>>>
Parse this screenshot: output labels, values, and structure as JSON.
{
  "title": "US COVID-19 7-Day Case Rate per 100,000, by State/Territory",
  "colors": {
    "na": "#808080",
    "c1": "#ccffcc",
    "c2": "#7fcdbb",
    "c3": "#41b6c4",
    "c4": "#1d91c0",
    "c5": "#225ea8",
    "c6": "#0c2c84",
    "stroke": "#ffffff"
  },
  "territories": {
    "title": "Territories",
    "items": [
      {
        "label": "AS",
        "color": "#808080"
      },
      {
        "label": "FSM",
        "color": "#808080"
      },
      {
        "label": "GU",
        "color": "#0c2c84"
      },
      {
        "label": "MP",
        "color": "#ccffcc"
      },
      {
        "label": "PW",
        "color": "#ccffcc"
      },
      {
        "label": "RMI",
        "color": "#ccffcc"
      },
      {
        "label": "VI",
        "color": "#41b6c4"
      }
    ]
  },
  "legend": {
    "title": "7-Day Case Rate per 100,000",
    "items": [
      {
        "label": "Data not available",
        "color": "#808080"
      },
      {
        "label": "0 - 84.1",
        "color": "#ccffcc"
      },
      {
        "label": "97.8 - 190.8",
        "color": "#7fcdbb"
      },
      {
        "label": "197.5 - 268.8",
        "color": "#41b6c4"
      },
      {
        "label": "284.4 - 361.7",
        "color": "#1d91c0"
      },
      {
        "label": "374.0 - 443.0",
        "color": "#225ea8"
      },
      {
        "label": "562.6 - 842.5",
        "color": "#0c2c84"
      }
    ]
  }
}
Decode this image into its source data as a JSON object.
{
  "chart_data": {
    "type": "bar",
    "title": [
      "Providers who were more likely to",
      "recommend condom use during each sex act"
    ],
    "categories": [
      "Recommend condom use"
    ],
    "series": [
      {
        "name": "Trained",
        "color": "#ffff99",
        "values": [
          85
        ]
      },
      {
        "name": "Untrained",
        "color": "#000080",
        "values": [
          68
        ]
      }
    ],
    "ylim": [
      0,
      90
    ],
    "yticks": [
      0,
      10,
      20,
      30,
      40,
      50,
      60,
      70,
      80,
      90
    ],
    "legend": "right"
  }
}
<<<
**Objective**
Using the listing above, please repeat every entry exactly.

**Finished exercise**
Parse this screenshot: output labels, values, and structure as JSON.
{
  "title": "US COVID-19 7-Day Case Rate per 100,000, by State/Territory",
  "colors": {
    "na": "#808080",
    "c1": "#ccffcc",
    "c2": "#7fcdbb",
    "c3": "#41b6c4",
    "c4": "#1d91c0",
    "c5": "#225ea8",
    "c6": "#0c2c84",
    "stroke": "#ffffff"
  },
  "territories": {
    "title": "Territories",
    "items": [
      {
        "label": "AS",
        "color": "#808080"
      },
      {
        "label": "FSM",
        "color": "#808080"
      },
      {
        "label": "GU",
        "color": "#0c2c84"
      },
      {
        "label": "MP",
        "color": "#ccffcc"
      },
      {
        "label": "PW",
        "color": "#ccffcc"
      },
      {
        "label": "RMI",
        "color": "#ccffcc"
      },
      {
        "label": "VI",
        "color": "#41b6c4"
      }
    ]
  },
  "legend": {
    "title": "7-Day Case Rate per 100,000",
    "items": [
      {
        "label": "Data not available",
        "color": "#808080"
      },
      {
        "label": "0 - 84.1",
        "color": "#ccffcc"
      },
      {
        "label": "97.8 - 190.8",
        "color": "#7fcdbb"
      },
      {
        "label": "197.5 - 268.8",
        "color": "#41b6c4"
      },
      {
        "label": "284.4 - 361.7",
        "color": "#1d91c0"
      },
      {
        "label": "374.0 - 443.0",
        "color": "#225ea8"
      },
      {
        "label": "562.6 - 842.5",
        "color": "#0c2c84"
      }
    ]
  }
}
Decode this image into its source data as a JSON object.
{
  "chart_data": {
    "type": "bar",
    "title": [
      "Providers who were more likely to",
      "recommend condom use during each sex act"
    ],
    "categories": [
      "Recommend condom use"
    ],
    "series": [
      {
        "name": "Trained",
        "color": "#ffff99",
        "values": [
          85
        ]
      },
      {
        "name": "Untrained",
        "color": "#000080",
        "values": [
          68
        ]
      }
    ],
    "ylim": [
      0,
      90
    ],
    "yticks": [
      0,
      10,
      20,
      30,
      40,
      50,
      60,
      70,
      80,
      90
    ],
    "legend": "right"
  }
}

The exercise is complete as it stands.